## [Required task]
Your answer should be only a number: how many lines include the word "Wales".

Structured figure records
=======
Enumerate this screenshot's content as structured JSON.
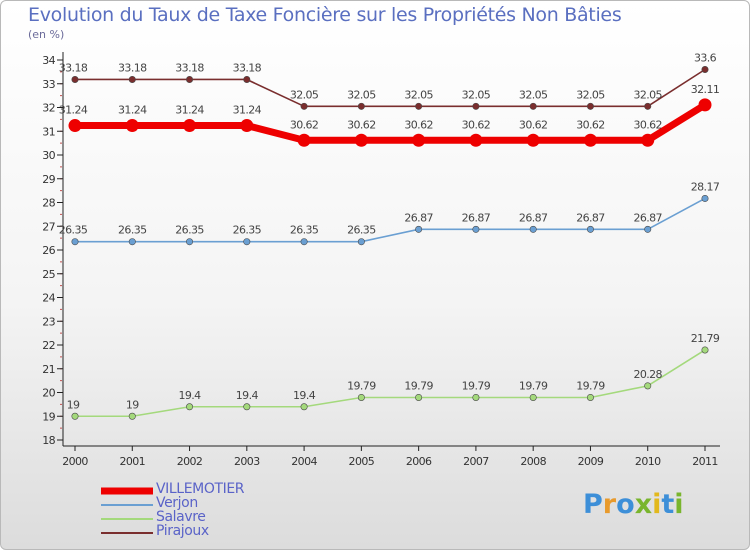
{
  "title": "Evolution du Taux de Taxe Foncière sur les Propriétés Non Bâties",
  "unit_label": "(en %)",
  "brand": "Proxiti",
  "chart_data": {
    "type": "line",
    "title": "Evolution du Taux de Taxe Foncière sur les Propriétés Non Bâties",
    "ylabel": "(en %)",
    "xlabel": "",
    "x": [
      "2000",
      "2001",
      "2002",
      "2003",
      "2004",
      "2005",
      "2006",
      "2007",
      "2008",
      "2009",
      "2010",
      "2011"
    ],
    "ylim": [
      18,
      34
    ],
    "yticks": [
      "18",
      "19",
      "20",
      "21",
      "22",
      "23",
      "24",
      "25",
      "26",
      "27",
      "28",
      "29",
      "30",
      "31",
      "32",
      "33",
      "34"
    ],
    "grid": false,
    "legend_position": "bottom-left",
    "series": [
      {
        "name": "VILLEMOTIER",
        "color": "#ee0000",
        "values": [
          31.24,
          31.24,
          31.24,
          31.24,
          30.62,
          30.62,
          30.62,
          30.62,
          30.62,
          30.62,
          30.62,
          32.11
        ],
        "labels": [
          "31.24",
          "31.24",
          "31.24",
          "31.24",
          "30.62",
          "30.62",
          "30.62",
          "30.62",
          "30.62",
          "30.62",
          "30.62",
          "32.11"
        ]
      },
      {
        "name": "Verjon",
        "color": "#6a9fd2",
        "values": [
          26.35,
          26.35,
          26.35,
          26.35,
          26.35,
          26.35,
          26.87,
          26.87,
          26.87,
          26.87,
          26.87,
          28.17
        ],
        "labels": [
          "26.35",
          "26.35",
          "26.35",
          "26.35",
          "26.35",
          "26.35",
          "26.87",
          "26.87",
          "26.87",
          "26.87",
          "26.87",
          "28.17"
        ]
      },
      {
        "name": "Salavre",
        "color": "#a4d97c",
        "values": [
          19,
          19,
          19.4,
          19.4,
          19.4,
          19.79,
          19.79,
          19.79,
          19.79,
          19.79,
          20.28,
          21.79
        ],
        "labels": [
          "19",
          "19",
          "19.4",
          "19.4",
          "19.4",
          "19.79",
          "19.79",
          "19.79",
          "19.79",
          "19.79",
          "20.28",
          "21.79"
        ]
      },
      {
        "name": "Pirajoux",
        "color": "#7a2e2e",
        "values": [
          33.18,
          33.18,
          33.18,
          33.18,
          32.05,
          32.05,
          32.05,
          32.05,
          32.05,
          32.05,
          32.05,
          33.6
        ],
        "labels": [
          "33.18",
          "33.18",
          "33.18",
          "33.18",
          "32.05",
          "32.05",
          "32.05",
          "32.05",
          "32.05",
          "32.05",
          "32.05",
          "33.6"
        ]
      }
    ]
  }
}
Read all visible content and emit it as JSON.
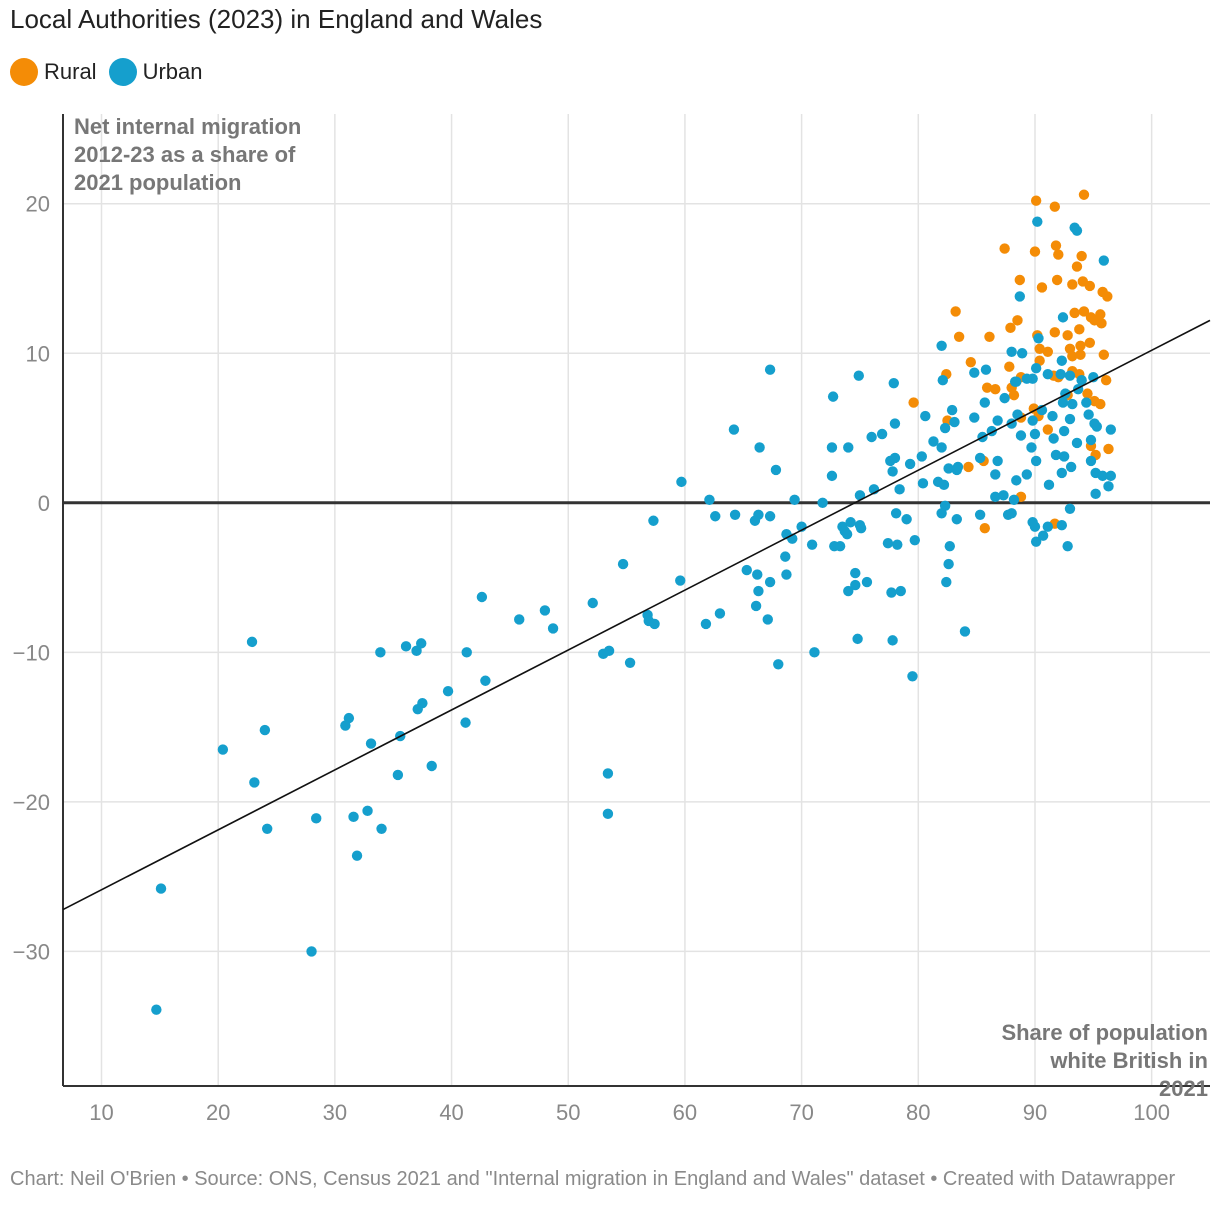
{
  "header": {
    "title": "Local Authorities (2023) in England and Wales"
  },
  "legend": {
    "rural_label": "Rural",
    "urban_label": "Urban"
  },
  "colors": {
    "rural": "#f48c06",
    "urban": "#159fcd",
    "grid": "#e3e3e3",
    "axis": "#333333",
    "label": "#777777",
    "tick": "#888888"
  },
  "footer": {
    "credit": "Chart: Neil O'Brien • Source: ONS, Census 2021 and \"Internal migration in England and Wales\" dataset  • Created with Datawrapper"
  },
  "chart_data": {
    "type": "scatter",
    "title": "Local Authorities (2023) in England and Wales",
    "xlabel": "Share of population white British in 2021",
    "ylabel": "Net internal migration 2012-23 as a share of 2021 population",
    "xlim": [
      6.7,
      105
    ],
    "ylim": [
      -39,
      26
    ],
    "xticks": [
      "10",
      "20",
      "30",
      "40",
      "50",
      "60",
      "70",
      "80",
      "90",
      "100"
    ],
    "yticks": [
      "20",
      "10",
      "0",
      "−10",
      "−20",
      "−30"
    ],
    "trendline": {
      "x": [
        6.7,
        105
      ],
      "y": [
        -27.2,
        12.2
      ]
    },
    "legend_position": "top-left",
    "series": [
      {
        "name": "Rural",
        "points": [
          [
            90.1,
            20.2
          ],
          [
            91.7,
            19.8
          ],
          [
            94.2,
            20.6
          ],
          [
            87.4,
            17.0
          ],
          [
            90.0,
            16.8
          ],
          [
            91.8,
            17.2
          ],
          [
            92.0,
            16.6
          ],
          [
            94.0,
            16.5
          ],
          [
            88.7,
            14.9
          ],
          [
            90.6,
            14.4
          ],
          [
            91.9,
            14.9
          ],
          [
            93.2,
            14.6
          ],
          [
            93.6,
            15.8
          ],
          [
            94.1,
            14.8
          ],
          [
            94.7,
            14.5
          ],
          [
            95.8,
            14.1
          ],
          [
            96.2,
            13.8
          ],
          [
            83.2,
            12.8
          ],
          [
            87.9,
            11.7
          ],
          [
            88.5,
            12.2
          ],
          [
            90.2,
            11.2
          ],
          [
            91.7,
            11.4
          ],
          [
            92.8,
            11.2
          ],
          [
            93.4,
            12.7
          ],
          [
            94.2,
            12.8
          ],
          [
            94.8,
            12.4
          ],
          [
            95.1,
            12.2
          ],
          [
            95.6,
            12.6
          ],
          [
            95.7,
            12.0
          ],
          [
            93.8,
            11.6
          ],
          [
            83.5,
            11.1
          ],
          [
            86.1,
            11.1
          ],
          [
            93.0,
            10.3
          ],
          [
            93.9,
            10.5
          ],
          [
            94.7,
            10.7
          ],
          [
            90.4,
            10.3
          ],
          [
            91.1,
            10.1
          ],
          [
            93.2,
            9.8
          ],
          [
            93.9,
            9.9
          ],
          [
            95.9,
            9.9
          ],
          [
            84.5,
            9.4
          ],
          [
            87.8,
            9.1
          ],
          [
            90.4,
            9.5
          ],
          [
            82.4,
            8.6
          ],
          [
            88.8,
            8.4
          ],
          [
            91.6,
            8.5
          ],
          [
            93.2,
            8.8
          ],
          [
            93.8,
            8.6
          ],
          [
            85.9,
            7.7
          ],
          [
            86.6,
            7.6
          ],
          [
            88.0,
            7.7
          ],
          [
            88.2,
            7.2
          ],
          [
            92.0,
            8.4
          ],
          [
            92.8,
            7.2
          ],
          [
            94.5,
            7.3
          ],
          [
            96.1,
            8.2
          ],
          [
            79.6,
            6.7
          ],
          [
            95.1,
            6.8
          ],
          [
            95.6,
            6.6
          ],
          [
            88.8,
            5.7
          ],
          [
            89.9,
            6.3
          ],
          [
            90.3,
            5.8
          ],
          [
            91.1,
            4.9
          ],
          [
            82.5,
            5.5
          ],
          [
            94.8,
            3.8
          ],
          [
            95.2,
            3.2
          ],
          [
            96.3,
            3.6
          ],
          [
            85.6,
            2.8
          ],
          [
            84.3,
            2.4
          ],
          [
            88.8,
            0.4
          ],
          [
            85.7,
            -1.7
          ],
          [
            91.7,
            -1.4
          ]
        ]
      },
      {
        "name": "Urban",
        "points": [
          [
            90.2,
            18.8
          ],
          [
            93.4,
            18.4
          ],
          [
            93.6,
            18.2
          ],
          [
            95.9,
            16.2
          ],
          [
            88.7,
            13.8
          ],
          [
            92.4,
            12.4
          ],
          [
            82.0,
            10.5
          ],
          [
            90.3,
            11.0
          ],
          [
            88.0,
            10.1
          ],
          [
            88.9,
            10.0
          ],
          [
            92.3,
            9.5
          ],
          [
            84.8,
            8.7
          ],
          [
            85.8,
            8.9
          ],
          [
            88.3,
            8.1
          ],
          [
            89.8,
            8.3
          ],
          [
            90.1,
            9.0
          ],
          [
            91.1,
            8.6
          ],
          [
            92.2,
            8.6
          ],
          [
            93.0,
            8.5
          ],
          [
            94.0,
            8.2
          ],
          [
            95.0,
            8.4
          ],
          [
            82.1,
            8.2
          ],
          [
            67.3,
            8.9
          ],
          [
            74.9,
            8.5
          ],
          [
            77.9,
            8.0
          ],
          [
            72.7,
            7.1
          ],
          [
            88.4,
            8.1
          ],
          [
            89.3,
            8.3
          ],
          [
            92.6,
            7.3
          ],
          [
            93.7,
            7.6
          ],
          [
            85.7,
            6.7
          ],
          [
            87.4,
            7.0
          ],
          [
            88.5,
            5.9
          ],
          [
            89.8,
            5.5
          ],
          [
            90.6,
            6.2
          ],
          [
            91.5,
            5.8
          ],
          [
            93.2,
            6.6
          ],
          [
            94.4,
            6.7
          ],
          [
            94.6,
            5.9
          ],
          [
            95.1,
            5.3
          ],
          [
            96.5,
            4.9
          ],
          [
            80.6,
            5.8
          ],
          [
            82.9,
            6.2
          ],
          [
            84.8,
            5.7
          ],
          [
            86.8,
            5.5
          ],
          [
            88.0,
            5.3
          ],
          [
            92.4,
            6.7
          ],
          [
            93.0,
            5.6
          ],
          [
            78.0,
            5.3
          ],
          [
            82.3,
            5.0
          ],
          [
            83.1,
            5.4
          ],
          [
            81.3,
            4.1
          ],
          [
            82.0,
            3.7
          ],
          [
            85.5,
            4.4
          ],
          [
            86.3,
            4.8
          ],
          [
            88.8,
            4.5
          ],
          [
            90.0,
            4.6
          ],
          [
            91.6,
            4.3
          ],
          [
            92.5,
            4.8
          ],
          [
            94.8,
            4.2
          ],
          [
            95.3,
            5.1
          ],
          [
            64.2,
            4.9
          ],
          [
            66.4,
            3.7
          ],
          [
            72.6,
            3.7
          ],
          [
            74.0,
            3.7
          ],
          [
            76.0,
            4.4
          ],
          [
            76.9,
            4.6
          ],
          [
            77.6,
            2.8
          ],
          [
            78.0,
            3.0
          ],
          [
            79.3,
            2.6
          ],
          [
            80.3,
            3.1
          ],
          [
            82.6,
            2.3
          ],
          [
            83.4,
            2.4
          ],
          [
            85.3,
            3.0
          ],
          [
            86.8,
            2.8
          ],
          [
            89.7,
            3.7
          ],
          [
            90.1,
            2.8
          ],
          [
            91.8,
            3.2
          ],
          [
            92.5,
            3.1
          ],
          [
            93.1,
            2.4
          ],
          [
            93.6,
            4.0
          ],
          [
            67.8,
            2.2
          ],
          [
            72.6,
            1.8
          ],
          [
            59.7,
            1.4
          ],
          [
            77.8,
            2.1
          ],
          [
            80.4,
            1.3
          ],
          [
            81.7,
            1.4
          ],
          [
            82.2,
            1.2
          ],
          [
            83.3,
            2.2
          ],
          [
            86.6,
            1.9
          ],
          [
            88.4,
            1.5
          ],
          [
            89.3,
            1.9
          ],
          [
            91.2,
            1.2
          ],
          [
            92.3,
            2.0
          ],
          [
            94.8,
            2.8
          ],
          [
            95.2,
            2.0
          ],
          [
            95.8,
            1.8
          ],
          [
            96.5,
            1.8
          ],
          [
            96.3,
            1.1
          ],
          [
            95.2,
            0.6
          ],
          [
            78.4,
            0.9
          ],
          [
            75.0,
            0.5
          ],
          [
            76.2,
            0.9
          ],
          [
            86.6,
            0.4
          ],
          [
            87.3,
            0.5
          ],
          [
            88.2,
            0.2
          ],
          [
            62.1,
            0.2
          ],
          [
            69.4,
            0.2
          ],
          [
            71.8,
            0.0
          ],
          [
            82.3,
            -0.2
          ],
          [
            93.0,
            -0.4
          ],
          [
            66.3,
            -0.8
          ],
          [
            62.6,
            -0.9
          ],
          [
            64.3,
            -0.8
          ],
          [
            66.0,
            -1.2
          ],
          [
            67.3,
            -0.9
          ],
          [
            57.3,
            -1.2
          ],
          [
            70.0,
            -1.6
          ],
          [
            73.5,
            -1.6
          ],
          [
            74.2,
            -1.3
          ],
          [
            75.0,
            -1.5
          ],
          [
            78.1,
            -0.7
          ],
          [
            79.0,
            -1.1
          ],
          [
            82.0,
            -0.7
          ],
          [
            83.3,
            -1.1
          ],
          [
            85.3,
            -0.8
          ],
          [
            87.7,
            -0.8
          ],
          [
            88.0,
            -0.7
          ],
          [
            89.8,
            -1.3
          ],
          [
            90.0,
            -1.6
          ],
          [
            91.1,
            -1.6
          ],
          [
            92.3,
            -1.5
          ],
          [
            68.7,
            -2.1
          ],
          [
            69.2,
            -2.4
          ],
          [
            73.7,
            -1.9
          ],
          [
            73.9,
            -2.1
          ],
          [
            75.1,
            -1.7
          ],
          [
            72.8,
            -2.9
          ],
          [
            73.3,
            -2.9
          ],
          [
            70.9,
            -2.8
          ],
          [
            77.4,
            -2.7
          ],
          [
            78.2,
            -2.8
          ],
          [
            79.7,
            -2.5
          ],
          [
            82.7,
            -2.9
          ],
          [
            90.1,
            -2.6
          ],
          [
            90.7,
            -2.2
          ],
          [
            92.8,
            -2.9
          ],
          [
            68.6,
            -3.6
          ],
          [
            54.7,
            -4.1
          ],
          [
            65.3,
            -4.5
          ],
          [
            66.2,
            -4.8
          ],
          [
            68.7,
            -4.8
          ],
          [
            74.6,
            -4.7
          ],
          [
            82.6,
            -4.1
          ],
          [
            67.3,
            -5.3
          ],
          [
            74.6,
            -5.5
          ],
          [
            75.6,
            -5.3
          ],
          [
            59.6,
            -5.2
          ],
          [
            82.4,
            -5.3
          ],
          [
            66.3,
            -5.9
          ],
          [
            74.0,
            -5.9
          ],
          [
            77.7,
            -6.0
          ],
          [
            78.5,
            -5.9
          ],
          [
            42.6,
            -6.3
          ],
          [
            52.1,
            -6.7
          ],
          [
            66.1,
            -6.9
          ],
          [
            48.0,
            -7.2
          ],
          [
            56.8,
            -7.5
          ],
          [
            63.0,
            -7.4
          ],
          [
            45.8,
            -7.8
          ],
          [
            67.1,
            -7.8
          ],
          [
            56.9,
            -7.9
          ],
          [
            57.4,
            -8.1
          ],
          [
            61.8,
            -8.1
          ],
          [
            48.7,
            -8.4
          ],
          [
            84.0,
            -8.6
          ],
          [
            74.8,
            -9.1
          ],
          [
            77.8,
            -9.2
          ],
          [
            22.9,
            -9.3
          ],
          [
            37.4,
            -9.4
          ],
          [
            36.1,
            -9.6
          ],
          [
            37.0,
            -9.9
          ],
          [
            33.9,
            -10.0
          ],
          [
            41.3,
            -10.0
          ],
          [
            53.5,
            -9.9
          ],
          [
            53.0,
            -10.1
          ],
          [
            71.1,
            -10.0
          ],
          [
            55.3,
            -10.7
          ],
          [
            68.0,
            -10.8
          ],
          [
            79.5,
            -11.6
          ],
          [
            42.9,
            -11.9
          ],
          [
            39.7,
            -12.6
          ],
          [
            37.5,
            -13.4
          ],
          [
            37.1,
            -13.8
          ],
          [
            31.2,
            -14.4
          ],
          [
            30.9,
            -14.9
          ],
          [
            41.2,
            -14.7
          ],
          [
            24.0,
            -15.2
          ],
          [
            35.6,
            -15.6
          ],
          [
            33.1,
            -16.1
          ],
          [
            20.4,
            -16.5
          ],
          [
            38.3,
            -17.6
          ],
          [
            35.4,
            -18.2
          ],
          [
            53.4,
            -18.1
          ],
          [
            23.1,
            -18.7
          ],
          [
            32.8,
            -20.6
          ],
          [
            31.6,
            -21.0
          ],
          [
            28.4,
            -21.1
          ],
          [
            53.4,
            -20.8
          ],
          [
            24.2,
            -21.8
          ],
          [
            34.0,
            -21.8
          ],
          [
            31.9,
            -23.6
          ],
          [
            15.1,
            -25.8
          ],
          [
            28.0,
            -30.0
          ],
          [
            14.7,
            -33.9
          ]
        ]
      }
    ]
  }
}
=======
## [Right answer]
3